Stored data entries
——————

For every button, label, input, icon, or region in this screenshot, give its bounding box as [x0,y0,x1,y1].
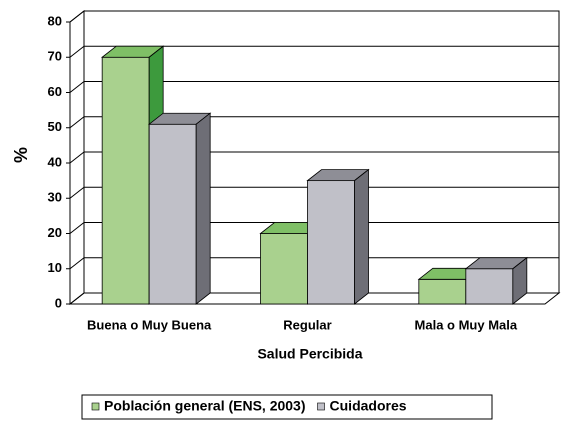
legend-box [81,394,493,420]
bar [260,233,308,305]
bar [101,56,150,305]
bar-side [354,168,369,305]
y-tick-label: 70 [48,49,62,64]
x-tick-label: Mala o Muy Mala [415,317,518,332]
legend-label: Población general (ENS, 2003) [104,398,306,414]
bar-side [195,112,211,305]
x-axis-label: Salud Percibida [257,346,362,362]
y-tick-label: 50 [48,119,62,134]
y-tick-label: 40 [48,154,62,169]
bar [148,123,197,305]
bar [418,278,467,305]
grid-line [69,186,85,199]
legend-label: Cuidadores [330,398,407,414]
y-tick-label: 20 [48,225,62,240]
grid-line [69,45,85,58]
y-tick-label: 30 [48,190,62,205]
grid-line [69,116,85,129]
x-tick-label: Regular [283,317,331,332]
y-tick-label: 80 [48,13,62,28]
x-tick-label: Buena o Muy Buena [87,317,212,332]
y-tick-label: 60 [48,84,62,99]
y-tick-label: 0 [55,295,62,310]
legend-marker [91,402,100,411]
grid-line [69,257,85,270]
grid-line [69,81,85,93]
bar [307,180,355,305]
grid-line [69,292,85,305]
grid-line [69,151,85,164]
y-axis-label: % [11,147,31,163]
y-tick-label: 10 [48,260,62,275]
grid-line [69,222,85,234]
bar-side [512,256,528,305]
bar [465,268,514,305]
legend-marker [317,402,325,411]
grid-line [69,10,85,23]
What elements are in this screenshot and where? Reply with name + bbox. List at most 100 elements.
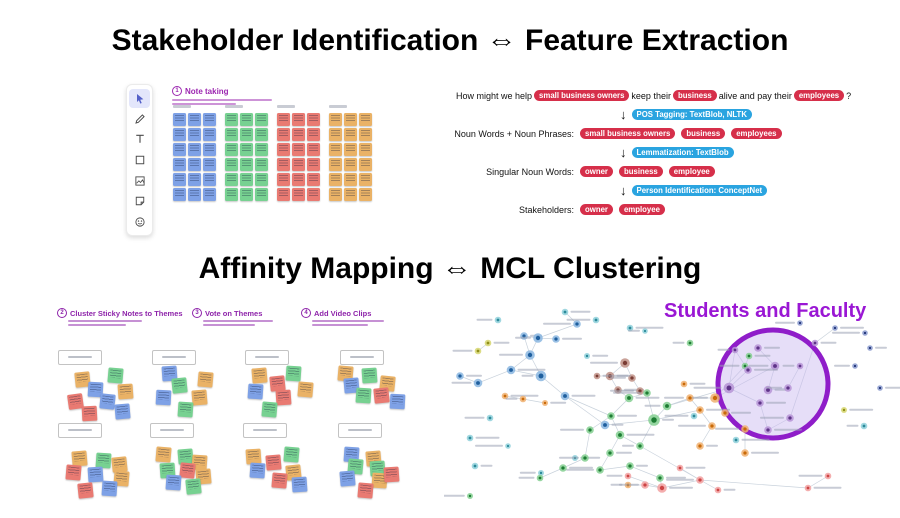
page-title-stakeholder: Stakeholder Identification ⇔ Feature Ext… — [111, 24, 789, 57]
sticky-note — [307, 188, 320, 201]
node-label-bar — [566, 468, 594, 471]
image-tool[interactable] — [129, 171, 150, 190]
graph-edge — [787, 365, 801, 389]
text-tool[interactable] — [129, 130, 150, 149]
graph-node — [863, 331, 867, 335]
graph-node — [509, 368, 513, 372]
node-label-bar — [515, 336, 531, 339]
graph-node — [833, 326, 837, 330]
node-label-bar — [611, 423, 624, 426]
graph-node — [503, 394, 507, 398]
sticky-note — [173, 173, 186, 186]
clustered-sticky-note — [285, 365, 302, 382]
node-label-bar — [452, 349, 473, 352]
sticky-note — [255, 158, 268, 171]
clustered-sticky-note — [191, 389, 208, 406]
down-arrow-icon: ↓ — [620, 107, 627, 122]
graph-edge — [589, 415, 612, 431]
graph-node — [678, 466, 682, 470]
node-label-bar — [476, 318, 493, 321]
graph-node — [506, 444, 510, 448]
graph-node — [468, 436, 472, 440]
clustered-sticky-note — [373, 387, 390, 404]
node-label-bar — [636, 464, 648, 467]
graph-edge — [584, 429, 591, 459]
clustered-sticky-note — [265, 454, 282, 471]
graph-node — [826, 474, 830, 478]
sticky-note — [255, 128, 268, 141]
graph-edge — [564, 395, 612, 417]
graph-node — [658, 476, 662, 480]
sticky-note — [188, 143, 201, 156]
graph-node — [716, 488, 720, 492]
sticky-note — [188, 188, 201, 201]
graph-edge — [814, 327, 836, 344]
square-icon — [135, 155, 144, 165]
shape-tool[interactable] — [129, 151, 150, 170]
select-tool[interactable] — [129, 89, 150, 108]
text-icon — [135, 135, 144, 144]
clustered-sticky-note — [117, 383, 134, 400]
graph-node — [665, 404, 669, 408]
graph-node — [743, 451, 747, 455]
sticky-note — [173, 113, 186, 126]
graph-node — [806, 486, 810, 490]
sticky-note — [240, 113, 253, 126]
sticky-note — [255, 143, 268, 156]
pen-tool[interactable] — [129, 110, 150, 129]
clustered-sticky-note — [99, 393, 116, 410]
graph-edge — [728, 387, 761, 404]
graph-edge — [807, 475, 829, 489]
node-label-bar — [635, 396, 660, 399]
graph-node — [743, 364, 747, 368]
emoji-tool[interactable] — [129, 212, 150, 231]
node-label-bar — [519, 471, 536, 474]
words-row-label: Singular Noun Words: — [486, 166, 574, 177]
node-label-bar — [610, 376, 626, 379]
node-label-bar — [622, 444, 634, 447]
graph-node — [643, 483, 647, 487]
sticky-note — [255, 188, 268, 201]
graph-node — [853, 364, 857, 368]
graph-node — [651, 417, 657, 423]
sticky-note-tool[interactable] — [129, 192, 150, 211]
clustered-sticky-note — [297, 381, 314, 398]
node-label-bar — [613, 391, 641, 394]
node-label-bar — [846, 424, 859, 427]
graph-edge — [767, 417, 791, 431]
clustered-sticky-note — [251, 367, 268, 384]
note-group-label — [329, 105, 347, 108]
node-label-bar — [666, 478, 694, 481]
node-label-bar — [510, 394, 539, 397]
node-label-bar — [451, 381, 472, 384]
clustered-sticky-note — [177, 401, 194, 418]
graph-node — [688, 396, 692, 400]
section-subtitle-line — [203, 324, 255, 326]
clustered-sticky-note — [81, 405, 98, 422]
graph-node — [496, 318, 500, 322]
sticky-note — [329, 113, 342, 126]
sticky-note — [359, 173, 372, 186]
node-label-bar — [766, 386, 782, 389]
word-pill: owner — [580, 203, 613, 216]
graph-edge — [728, 349, 736, 389]
node-label-bar — [570, 310, 591, 313]
node-label-bar — [464, 416, 485, 419]
image-icon — [134, 176, 145, 186]
sticky-note — [277, 188, 290, 201]
graph-node — [710, 424, 714, 428]
graph-edge — [699, 425, 713, 447]
theme-label-box — [150, 423, 194, 438]
graph-node — [698, 444, 702, 448]
clustered-sticky-note — [355, 387, 372, 404]
clustered-sticky-note — [271, 472, 288, 489]
clustered-sticky-note — [77, 482, 94, 499]
clustered-sticky-note — [101, 480, 118, 497]
node-label-bar — [493, 341, 510, 344]
sticky-note — [292, 143, 305, 156]
sticky-note — [277, 143, 290, 156]
node-label-bar — [616, 451, 632, 454]
graph-node — [598, 468, 602, 472]
graph-node — [626, 474, 630, 478]
method-pill: Lemmatization: TextBlob — [631, 146, 734, 159]
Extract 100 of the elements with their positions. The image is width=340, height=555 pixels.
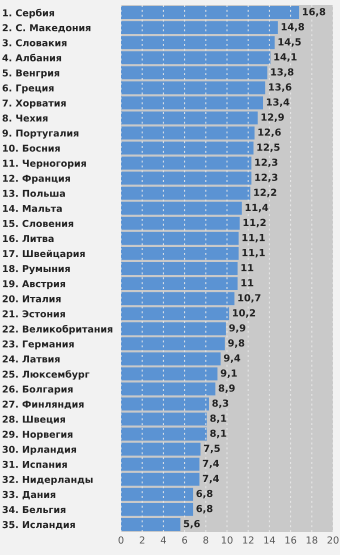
bar bbox=[121, 337, 225, 350]
bar bbox=[121, 442, 200, 456]
data-label: 14,5 bbox=[278, 38, 301, 47]
data-label: 9,9 bbox=[229, 324, 246, 333]
data-label: 13,8 bbox=[271, 68, 294, 77]
y-tick-label: 6. Греция bbox=[2, 84, 54, 94]
bar bbox=[121, 292, 234, 306]
y-tick-label: 5. Венгрия bbox=[2, 69, 60, 78]
bar bbox=[121, 488, 194, 501]
data-label: 8,1 bbox=[210, 430, 226, 438]
bar bbox=[121, 262, 238, 275]
data-label: 10,7 bbox=[238, 294, 260, 303]
bar bbox=[121, 96, 264, 110]
bar bbox=[121, 518, 180, 531]
x-tick-label: 14 bbox=[264, 536, 276, 544]
data-label: 12,9 bbox=[262, 113, 284, 122]
data-label: 11,1 bbox=[242, 234, 265, 242]
x-tick-label: 20 bbox=[328, 536, 339, 544]
data-label: 11,4 bbox=[246, 204, 268, 212]
data-label: 7,4 bbox=[202, 460, 219, 468]
y-tick-label: 14. Мальта bbox=[3, 204, 62, 212]
data-label: 12,2 bbox=[254, 188, 276, 198]
data-label: 9,4 bbox=[224, 354, 240, 363]
y-tick-label: 13. Польша bbox=[3, 190, 65, 197]
y-tick-label: 3. Словакия bbox=[2, 39, 66, 46]
data-label: 12,3 bbox=[255, 174, 278, 182]
y-tick-label: 15. Словения bbox=[3, 220, 74, 228]
bar bbox=[121, 81, 266, 94]
y-tick-label: 10. Босния bbox=[3, 144, 60, 152]
y-tick-label: 7. Хорватия bbox=[2, 100, 66, 108]
data-label: 12,5 bbox=[257, 144, 280, 152]
x-tick-label: 10 bbox=[222, 536, 233, 544]
y-tick-label: 33. Дания bbox=[2, 490, 56, 500]
bar bbox=[121, 367, 218, 380]
bar bbox=[121, 458, 200, 471]
data-label: 13,6 bbox=[269, 83, 292, 92]
data-label: 8,9 bbox=[218, 384, 235, 394]
y-tick-label: 11. Черногория bbox=[3, 160, 86, 169]
x-tick-label: 4 bbox=[160, 536, 166, 544]
data-label: 12,6 bbox=[258, 128, 281, 138]
y-tick-label: 22. Великобритания bbox=[2, 324, 112, 334]
data-label: 11,1 bbox=[242, 249, 265, 258]
bar bbox=[121, 172, 252, 185]
bar bbox=[121, 156, 252, 170]
bar bbox=[121, 36, 275, 50]
bar bbox=[121, 142, 254, 155]
bar bbox=[121, 412, 207, 426]
data-label: 9,8 bbox=[228, 339, 244, 348]
y-tick-label: 31. Испания bbox=[2, 460, 67, 468]
y-tick-label: 35. Исландия bbox=[2, 521, 75, 530]
y-tick-label: 25. Люксембург bbox=[2, 370, 90, 380]
x-tick-label: 16 bbox=[285, 536, 296, 544]
y-tick-label: 8. Чехия bbox=[2, 114, 48, 122]
y-tick-label: 30. Ирландия bbox=[2, 446, 76, 455]
y-tick-label: 19. Австрия bbox=[3, 280, 66, 290]
data-label: 8,1 bbox=[210, 414, 226, 424]
data-label: 6,8 bbox=[196, 490, 212, 498]
bar bbox=[121, 472, 200, 486]
bar bbox=[121, 216, 240, 230]
y-tick-label: 21. Эстония bbox=[2, 310, 65, 318]
y-tick-label: 34. Бельгия bbox=[2, 506, 66, 514]
bar bbox=[121, 277, 238, 290]
data-label: 11 bbox=[241, 264, 254, 272]
y-tick-label: 2. С. Македония bbox=[2, 24, 90, 32]
bar bbox=[121, 307, 230, 320]
data-label: 5,6 bbox=[184, 520, 200, 529]
bar bbox=[121, 6, 300, 20]
x-tick-label: 6 bbox=[182, 536, 188, 544]
data-label: 8,3 bbox=[212, 399, 228, 408]
y-tick-label: 4. Албания bbox=[2, 54, 62, 62]
x-tick-label: 12 bbox=[243, 536, 254, 544]
y-tick-label: 28. Швеция bbox=[2, 416, 65, 424]
y-tick-label: 18. Румыния bbox=[3, 265, 70, 274]
bar bbox=[121, 502, 194, 516]
bar bbox=[121, 352, 221, 366]
bar bbox=[121, 428, 207, 441]
bar bbox=[121, 51, 270, 64]
y-tick-label: 26. Болгария bbox=[2, 386, 73, 395]
bar bbox=[121, 232, 239, 245]
bar bbox=[121, 246, 239, 260]
bar bbox=[121, 382, 216, 396]
y-tick-label: 27. Финляндия bbox=[2, 400, 84, 409]
data-label: 12,3 bbox=[255, 158, 278, 168]
bar bbox=[121, 398, 209, 410]
x-tick-label: 18 bbox=[306, 536, 318, 544]
bar bbox=[121, 202, 242, 215]
x-tick-label: 2 bbox=[140, 536, 144, 544]
y-tick-label: 9. Португалия bbox=[2, 130, 78, 139]
y-tick-label: 20. Италия bbox=[2, 295, 61, 302]
data-label: 7,5 bbox=[204, 444, 220, 454]
y-tick-label: 29. Норвегия bbox=[2, 430, 72, 440]
data-label: 13,4 bbox=[266, 98, 290, 107]
data-label: 11 bbox=[241, 279, 254, 286]
bar bbox=[121, 111, 258, 124]
x-tick-label: 0 bbox=[118, 536, 124, 544]
x-tick-label: 8 bbox=[203, 536, 208, 544]
y-tick-label: 12. Франция bbox=[3, 174, 70, 184]
y-tick-label: 16. Литва bbox=[3, 234, 54, 242]
data-label: 16,8 bbox=[302, 8, 326, 17]
y-tick-label: 1. Сербия bbox=[3, 8, 54, 18]
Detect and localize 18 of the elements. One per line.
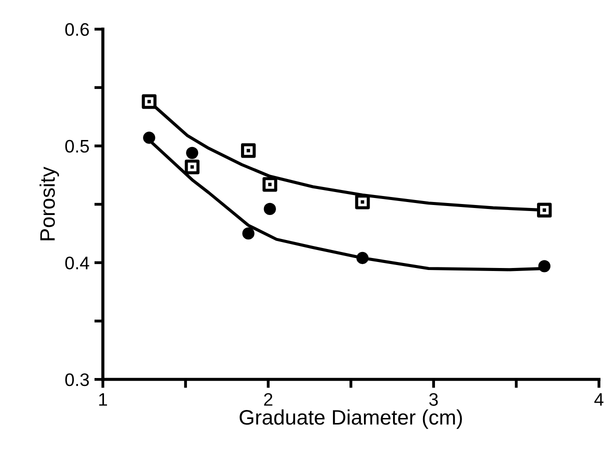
x-axis-title: Graduate Diameter (cm) bbox=[240, 409, 462, 429]
point bbox=[538, 260, 550, 272]
x-tick-label: 4 bbox=[594, 393, 604, 406]
y-tick-label: 0.3 bbox=[65, 373, 89, 386]
point bbox=[264, 202, 276, 216]
x-tick-label: 2 bbox=[264, 393, 272, 406]
point bbox=[143, 132, 156, 144]
point bbox=[186, 146, 198, 160]
y-tick-label: 0.4 bbox=[65, 256, 90, 270]
y-tick-label: 0.5 bbox=[65, 140, 89, 153]
point bbox=[537, 202, 552, 218]
x-tick-label: 3 bbox=[429, 393, 438, 406]
point bbox=[356, 252, 369, 264]
y-tick-label: 0.6 bbox=[65, 23, 89, 36]
point bbox=[242, 227, 254, 240]
y-axis-title: Porosity bbox=[40, 166, 60, 240]
x-tick-label: 1 bbox=[99, 393, 107, 406]
point bbox=[142, 94, 156, 109]
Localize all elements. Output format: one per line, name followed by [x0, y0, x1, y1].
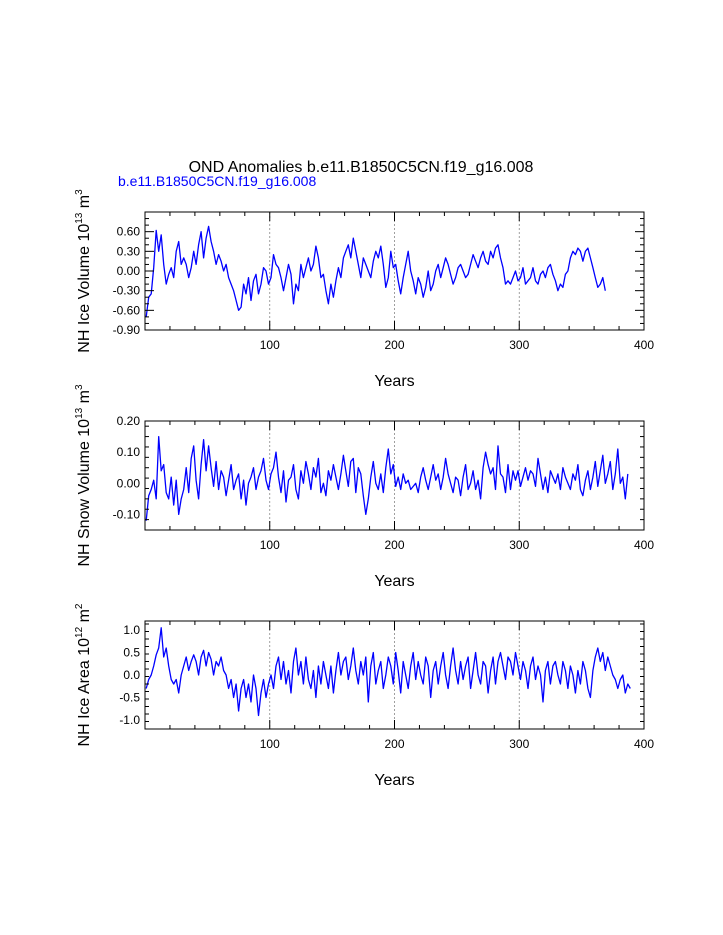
x-tick-label: 300 [509, 338, 529, 352]
y-axis-label-text: NH Snow Volume 10 [76, 419, 93, 567]
y-axis-label-superscript: 12 [74, 626, 85, 638]
y-tick-label: 0.20 [117, 414, 141, 428]
series-line [145, 627, 631, 717]
y-tick-label: -0.10 [113, 507, 141, 521]
y-tick-label: -0.60 [113, 303, 141, 317]
y-tick-label: 0.60 [117, 225, 141, 239]
y-tick-label: -0.5 [119, 691, 140, 705]
y-axis-label-superscript: 13 [74, 212, 85, 224]
y-tick-label: 0.5 [123, 646, 140, 660]
y-tick-label: -0.30 [113, 284, 141, 298]
y-axis-label-text: m [76, 195, 93, 213]
y-axis-label-superscript: 13 [74, 407, 85, 419]
x-tick-label: 100 [260, 538, 280, 552]
figure-title: OND Anomalies b.e11.B1850C5CN.f19_g16.00… [189, 159, 534, 176]
series-line [145, 435, 629, 521]
chart-panel-3: 100 200 300 400 -1.0 -0.5 0.0 0.5 1.0 Years NH Ice… [74, 603, 654, 789]
chart-panels: 100 200 300 400 -0.90 -0.60 -0.30 0.00 0.30 0.60 Y… [74, 189, 654, 789]
y-tick-label: 0.30 [117, 244, 141, 258]
y-tick-label: 0.00 [117, 264, 141, 278]
x-tick-label: 200 [384, 737, 404, 751]
y-tick-label: 1.0 [123, 623, 140, 637]
y-axis-label-text: m [76, 390, 93, 408]
y-axis-label: NH Ice Volume 1013 m3 [74, 189, 93, 353]
y-axis-label-text: m [76, 609, 93, 627]
x-tick-label: 300 [509, 538, 529, 552]
y-axis-label-text: NH Ice Volume 10 [76, 224, 93, 353]
x-axis-label: Years [374, 373, 414, 390]
y-axis-label: NH Ice Area 1012 m2 [74, 603, 93, 746]
chart-panel-2: 100 200 300 400 -0.10 0.00 0.10 0.20 Years NH Sno… [74, 384, 654, 590]
y-axis-label-text: NH Ice Area 10 [76, 638, 93, 747]
x-tick-label: 100 [260, 338, 280, 352]
y-tick-label: 0.00 [117, 476, 141, 490]
y-axis-label-superscript: 3 [74, 384, 85, 390]
y-axis-label-superscript: 3 [74, 189, 85, 195]
x-tick-label: 200 [384, 338, 404, 352]
y-tick-label: -0.90 [113, 323, 141, 337]
x-axis-label: Years [374, 772, 414, 789]
figure-subtitle: b.e11.B1850C5CN.f19_g16.008 [118, 173, 316, 189]
x-tick-label: 300 [509, 737, 529, 751]
y-tick-label: -1.0 [119, 713, 140, 727]
x-tick-label: 400 [634, 737, 654, 751]
x-tick-label: 100 [260, 737, 280, 751]
x-tick-label: 200 [384, 538, 404, 552]
y-axis-label: NH Snow Volume 1013 m3 [74, 384, 93, 567]
x-axis-label: Years [374, 573, 414, 590]
y-tick-label: 0.0 [123, 668, 140, 682]
x-tick-label: 400 [634, 538, 654, 552]
chart-panel-1: 100 200 300 400 -0.90 -0.60 -0.30 0.00 0.30 0.60 Y… [74, 189, 654, 390]
y-axis-label-superscript: 2 [74, 603, 85, 609]
x-tick-label: 400 [634, 338, 654, 352]
series-line [145, 225, 606, 317]
y-tick-label: 0.10 [117, 445, 141, 459]
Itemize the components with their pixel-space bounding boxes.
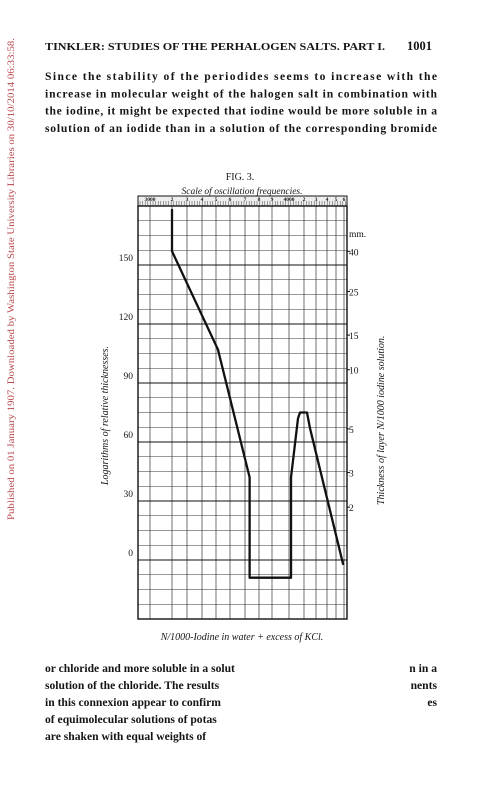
y-tick-label: 60: [124, 431, 134, 441]
y2-tick-label: 10: [349, 367, 359, 377]
chart-subtitle: Scale of oscillation frequencies.: [181, 186, 302, 197]
y2-tick-label: 15: [349, 332, 359, 342]
y2-tick-label: 5: [349, 426, 354, 436]
x-tick-label: 8: [258, 197, 261, 203]
y2-tick-label: 25: [349, 288, 359, 298]
x-tick-label: 3: [186, 197, 189, 203]
x-tick-label: 9: [271, 197, 274, 203]
y-tick-label: 90: [124, 372, 134, 382]
paragraph: Since the stability of the periodides se…: [45, 70, 438, 135]
y-tick-label: 0: [128, 549, 133, 559]
x-tick-label: 4: [201, 197, 204, 203]
x-tick-label: 6: [229, 197, 232, 203]
figure: Scale of oscillation frequencies. 3000 2 3 4…: [100, 186, 387, 643]
text-line: increase in molecular weight of the halo…: [45, 87, 438, 100]
x-tick-label: 5: [335, 197, 338, 203]
y-tick-label: 30: [124, 490, 134, 500]
x-tick-label: 2: [171, 197, 174, 203]
y2-unit: mm.: [349, 230, 366, 240]
plot-frame: [137, 205, 348, 620]
figure-label: FIG. 3.: [226, 172, 255, 183]
y2-tick-label: 40: [349, 248, 359, 258]
running-head: TINKLER: STUDIES OF THE PERHALOGEN SALTS…: [45, 42, 385, 53]
y2-tick-label: 3: [349, 470, 354, 480]
x-tick-label: 4000: [284, 197, 295, 203]
y-axis-title: Logarithms of relative thicknesses.: [100, 346, 111, 486]
y-tick-label: 150: [119, 254, 134, 264]
x-tick-label: 2: [303, 197, 306, 203]
x-tick-label: 6: [343, 197, 346, 203]
text-line: or chloride and more soluble in a solut: [45, 662, 235, 675]
x-tick-label: 7: [244, 197, 247, 203]
text-line: solution of an iodide than in a solution…: [45, 122, 437, 135]
text-line: Since the stability of the periodides se…: [45, 70, 437, 83]
x-tick-label: 3000: [145, 197, 156, 203]
x-tick-label: 3: [315, 197, 318, 203]
x-tick-label: 4: [326, 197, 329, 203]
x-tick-label: 5: [215, 197, 218, 203]
text-line: of equimolecular solutions of potas: [45, 713, 217, 726]
y-tick-label: 120: [119, 313, 134, 323]
text-fragment: n in a: [409, 662, 437, 675]
text-fragment: nents: [411, 679, 438, 692]
data-line: [170, 208, 345, 579]
continuation: or chloride and more soluble in a solut n…: [45, 662, 437, 743]
y2-tick-label: 2: [349, 504, 354, 514]
text-line: the iodine, it might be expected that io…: [45, 105, 437, 118]
text-fragment: es: [427, 696, 437, 709]
page-number: 1001: [407, 39, 432, 53]
text-line: are shaken with equal weights of: [45, 730, 206, 743]
y2-axis-title: Thickness of layer N/1000 iodine solutio…: [376, 336, 387, 505]
text-line: solution of the chloride. The results: [45, 679, 220, 692]
text-line: in this connexion appear to confirm: [45, 696, 221, 709]
sidebar-note: Published on 01 January 1907. Downloaded…: [6, 38, 17, 520]
x-axis-title: N/1000-Iodine in water + excess of KCl.: [160, 632, 324, 643]
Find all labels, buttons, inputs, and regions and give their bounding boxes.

——————

Copy the lines from the one containing "page-title-stakeholder: Stakeholder Identification" through the one containing "node-label-bar — [452, 349, 473, 352]", both included, character for character.

**OUTPUT BELOW**
page-title-stakeholder: Stakeholder Identification ⇔ Feature Ext… — [111, 24, 789, 57]
sticky-note — [307, 188, 320, 201]
node-label-bar — [566, 468, 594, 471]
image-tool[interactable] — [129, 171, 150, 190]
graph-edge — [787, 365, 801, 389]
text-tool[interactable] — [129, 130, 150, 149]
graph-node — [863, 331, 867, 335]
graph-node — [509, 368, 513, 372]
node-label-bar — [515, 336, 531, 339]
graph-node — [833, 326, 837, 330]
node-label-bar — [611, 423, 624, 426]
graph-node — [503, 394, 507, 398]
sticky-note — [173, 173, 186, 186]
clustered-sticky-note — [285, 365, 302, 382]
node-label-bar — [452, 349, 473, 352]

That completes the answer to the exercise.